# What the exercise asks
Pictures do not belong in your copy. Repeat all the other data exactly.
>> begin Provided records
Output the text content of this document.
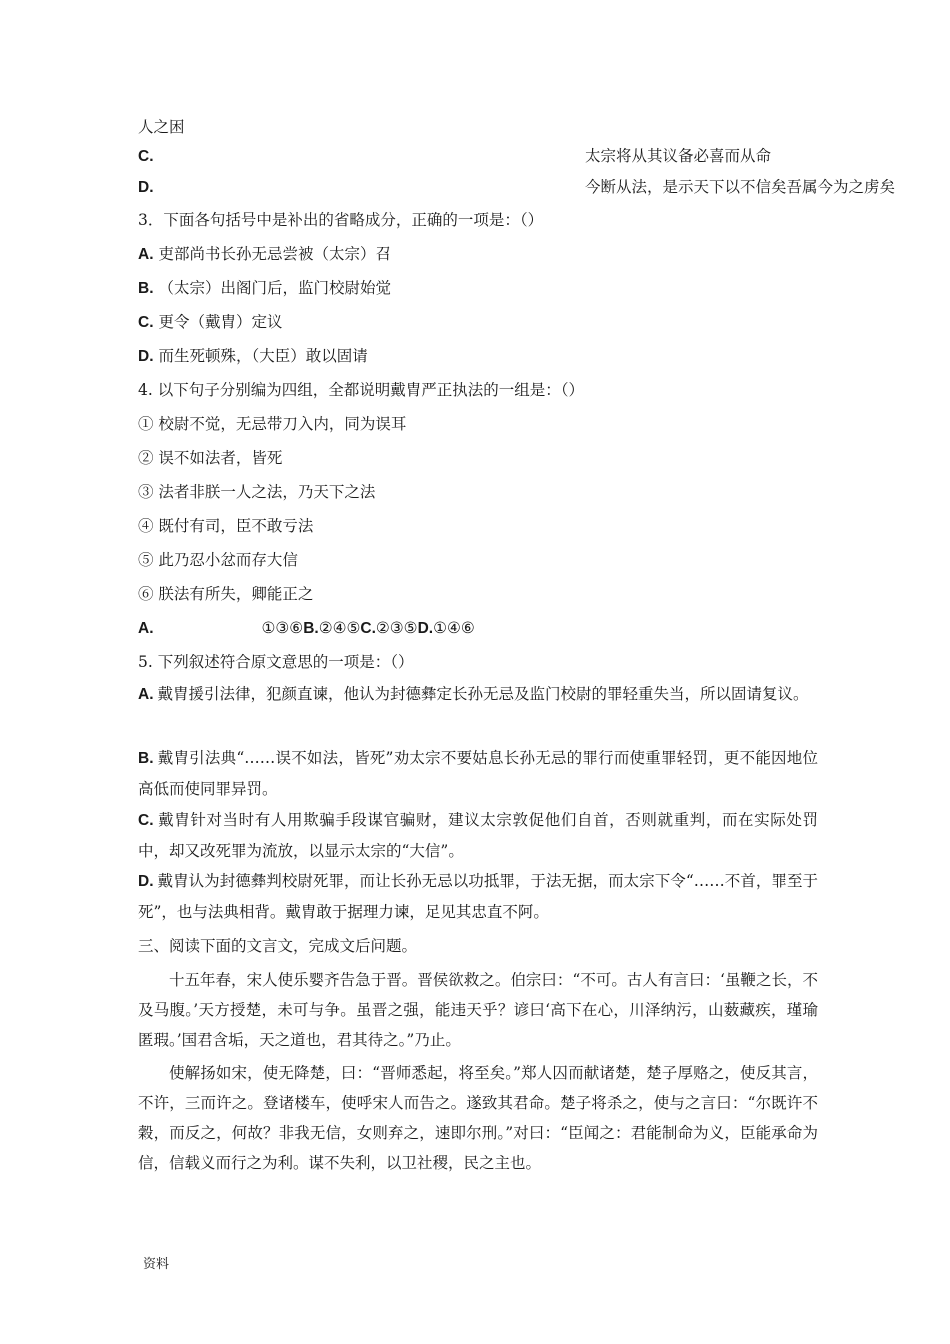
人之困
C.	太宗将从其议备必喜而从命
D.	今断从法，是示天下以不信矣吾属今为之虏矣
3．下面各句括号中是补出的省略成分，正确的一项是：（）
A. 吏部尚书长孙无忌尝被（太宗）召
B. （太宗）出阁门后，监门校尉始觉
C. 更令（戴胄）定议
D. 而生死顿殊，（大臣）敢以固请
4. 以下句子分别编为四组，全都说明戴胄严正执法的一组是：（）
① 校尉不觉，无忌带刀入内，同为误耳
② 误不如法者，皆死
③ 法者非朕一人之法，乃天下之法
④ 既付有司，臣不敢亏法
⑤ 此乃忍小忿而存大信
⑥ 朕法有所失，卿能正之
A.	①③⑥B.②④⑤C.②③⑤D.①④⑥
5. 下列叙述符合原文意思的一项是：（）
A. 戴胄援引法律，犯颜直谏，他认为封德彝定长孙无忌及监门校尉的罪轻重失当，所以固请复议。
B. 戴胄引法典“……误不如法，皆死”劝太宗不要姑息长孙无忌的罪行而使重罪轻罚，更不能因地位高低而使同罪异罚。
C. 戴胄针对当时有人用欺骗手段谋官骗财，建议太宗敦促他们自首，否则就重判，而在实际处罚中，却又改死罪为流放，以显示太宗的“大信”。
D. 戴胄认为封德彝判校尉死罪，而让长孙无忌以功抵罪，于法无据，而太宗下令“……不首，罪至于死”，也与法典相背。戴胄敢于据理力谏，足见其忠直不阿。
三、阅读下面的文言文，完成文后问题。
十五年春，宋人使乐婴齐告急于晋。晋侯欲救之。伯宗曰：“不可。古人有言曰：‘虽鞭之长，不及马腹。’天方授楚，未可与争。虽晋之强，能违天乎？谚曰‘高下在心，川泽纳污，山薮藏疾，瑾瑜匿瑕。’国君含垢，天之道也，君其待之。”乃止。
使解扬如宋，使无降楚，曰：“晋师悉起，将至矣。”郑人囚而献诸楚，楚子厚赂之，使反其言，不许，三而许之。登诸楼车，使呼宋人而告之。遂致其君命。楚子将杀之，使与之言曰：“尔既许不穀，而反之，何故？非我无信，女则弃之，速即尔刑。”对曰：“臣闻之：君能制命为义，臣能承命为信，信载义而行之为利。谋不失利，以卫社稷，民之主也。
资料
>> end Provided records
# The completed task
Output the text content of this document.
人之困
C.	太宗将从其议备必喜而从命
D.	今断从法，是示天下以不信矣吾属今为之虏矣
3．下面各句括号中是补出的省略成分，正确的一项是：（）
A. 吏部尚书长孙无忌尝被（太宗）召
B. （太宗）出阁门后，监门校尉始觉
C. 更令（戴胄）定议
D. 而生死顿殊，（大臣）敢以固请
4. 以下句子分别编为四组，全都说明戴胄严正执法的一组是：（）
① 校尉不觉，无忌带刀入内，同为误耳
② 误不如法者，皆死
③ 法者非朕一人之法，乃天下之法
④ 既付有司，臣不敢亏法
⑤ 此乃忍小忿而存大信
⑥ 朕法有所失，卿能正之
A.	①③⑥B.②④⑤C.②③⑤D.①④⑥
5. 下列叙述符合原文意思的一项是：（）
A. 戴胄援引法律，犯颜直谏，他认为封德彝定长孙无忌及监门校尉的罪轻重失当，所以固请复议。
B. 戴胄引法典“……误不如法，皆死”劝太宗不要姑息长孙无忌的罪行而使重罪轻罚，更不能因地位高低而使同罪异罚。
C. 戴胄针对当时有人用欺骗手段谋官骗财，建议太宗敦促他们自首，否则就重判，而在实际处罚中，却又改死罪为流放，以显示太宗的“大信”。
D. 戴胄认为封德彝判校尉死罪，而让长孙无忌以功抵罪，于法无据，而太宗下令“……不首，罪至于死”，也与法典相背。戴胄敢于据理力谏，足见其忠直不阿。
三、阅读下面的文言文，完成文后问题。
十五年春，宋人使乐婴齐告急于晋。晋侯欲救之。伯宗曰：“不可。古人有言曰：‘虽鞭之长，不及马腹。’天方授楚，未可与争。虽晋之强，能违天乎？谚曰‘高下在心，川泽纳污，山薮藏疾，瑾瑜匿瑕。’国君含垢，天之道也，君其待之。”乃止。
使解扬如宋，使无降楚，曰：“晋师悉起，将至矣。”郑人囚而献诸楚，楚子厚赂之，使反其言，不许，三而许之。登诸楼车，使呼宋人而告之。遂致其君命。楚子将杀之，使与之言曰：“尔既许不穀，而反之，何故？非我无信，女则弃之，速即尔刑。”对曰：“臣闻之：君能制命为义，臣能承命为信，信载义而行之为利。谋不失利，以卫社稷，民之主也。
资料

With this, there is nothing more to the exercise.